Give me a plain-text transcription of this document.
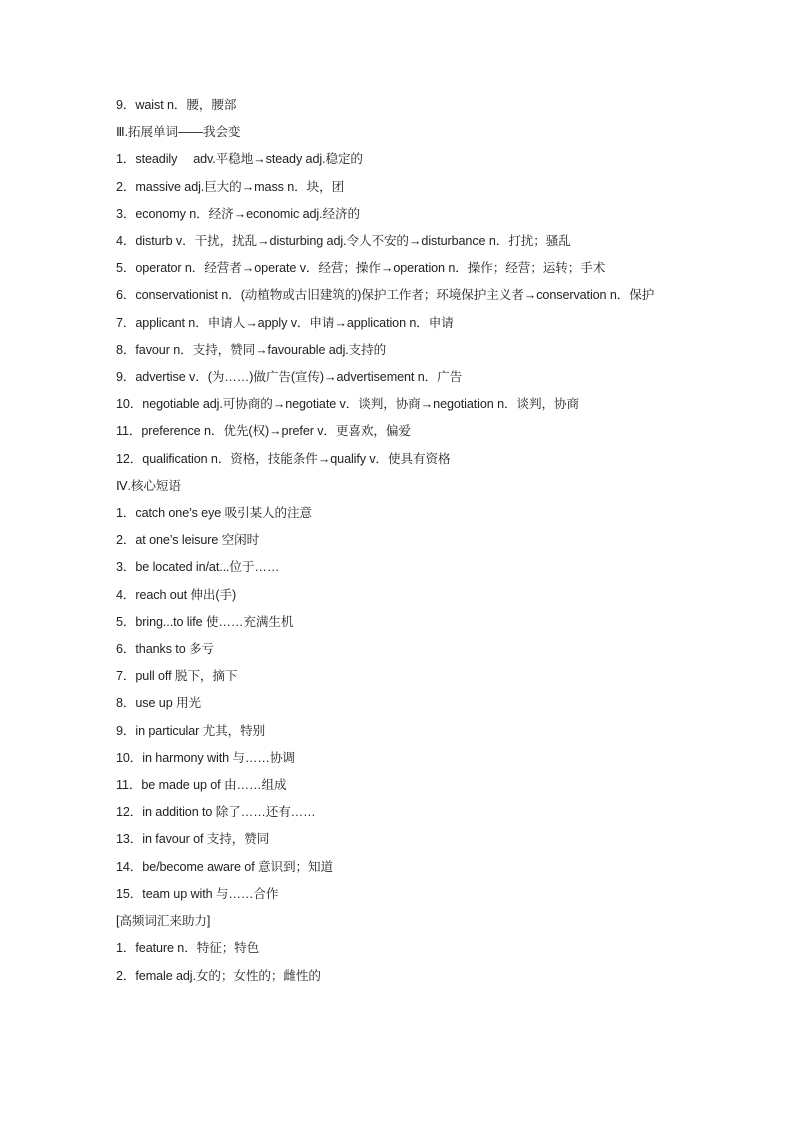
9．waist n．腰，腰部
Ⅲ.拓展单词——我会变
1．steadily　 adv.平稳地→steady adj.稳定的
2．massive adj.巨大的→mass n．块，团
3．economy n．经济→economic adj.经济的
4．disturb v．干扰，扰乱→disturbing adj.令人不安的→disturbance n．打扰；骚乱
5．operator n．经营者→operate v．经营；操作→operation n．操作；经营；运转；手术
6．conservationist n．(动植物或古旧建筑的)保护工作者；环境保护主义者→conservation n．保护
7．applicant n．申请人→apply v．申请→application n．申请
8．favour n．支持，赞同→favourable adj.支持的
9．advertise v．(为……)做广告(宣传)→advertisement n．广告
10．negotiable adj.可协商的→negotiate v．谈判，协商→negotiation n．谈判，协商
11．preference n．优先(权)→prefer v．更喜欢，偏爱
12．qualification n．资格，技能条件→qualify v．使具有资格
Ⅳ.核心短语
1．catch one’s eye 吸引某人的注意
2．at one’s leisure 空闲时
3．be located in/at...位于……
4．reach out 伸出(手)
5．bring...to life 使……充满生机
6．thanks to 多亏
7．pull off 脱下，摘下
8．use up 用光
9．in particular 尤其，特别
10．in harmony with 与……协调
11．be made up of 由……组成
12．in addition to 除了……还有……
13．in favour of 支持，赞同
14．be/become aware of 意识到；知道
15．team up with 与……合作
[高频词汇来助力]
1．feature n．特征；特色
2．female adj.女的；女性的；雌性的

□ □ □ □ □

## [EXERCISE PROMPT]
From the data above, copy each line that has the string "with".

## [WRITTEN ANSWER]
10．in harmony with 与……协调
15．team up with 与……合作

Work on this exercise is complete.